■ **GIVEN INSTRUCTION**
Check every line of the entries below for the word "Tent", and copy the ones that have it.

Dataset entries
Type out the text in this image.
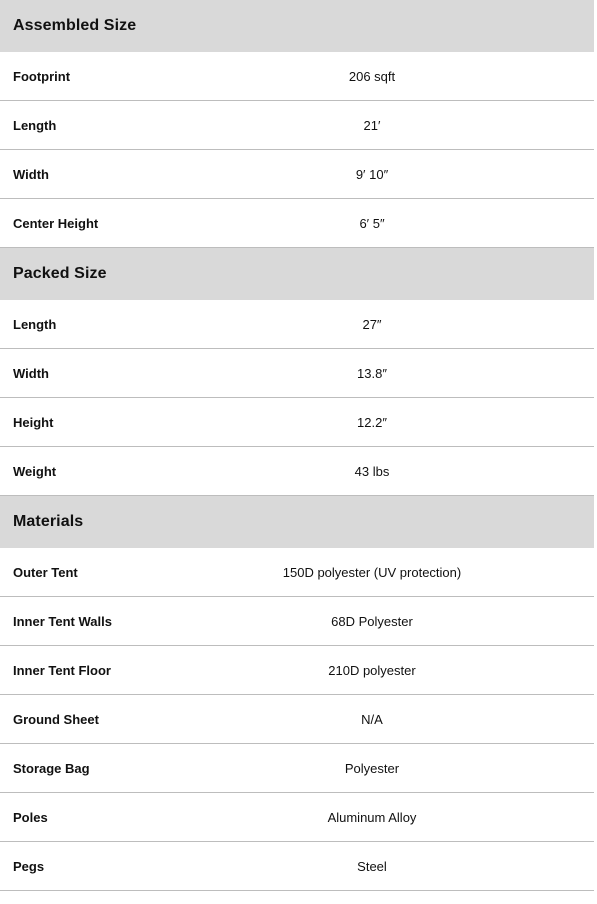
Assembled Size
Footprint	206 sqft
Length	21′
Width	9′ 10″
Center Height	6′ 5″
Packed Size
Length	27″
Width	13.8″
Height	12.2″
Weight	43 lbs
Materials
Outer Tent	150D polyester (UV protection)
Inner Tent Walls	68D Polyester
Inner Tent Floor	210D polyester
Ground Sheet	N/A
Storage Bag	Polyester
Poles	Aluminum Alloy
Pegs	Steel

■ **THE RESULT**
Outer Tent	150D polyester (UV protection)
Inner Tent Walls	68D Polyester
Inner Tent Floor	210D polyester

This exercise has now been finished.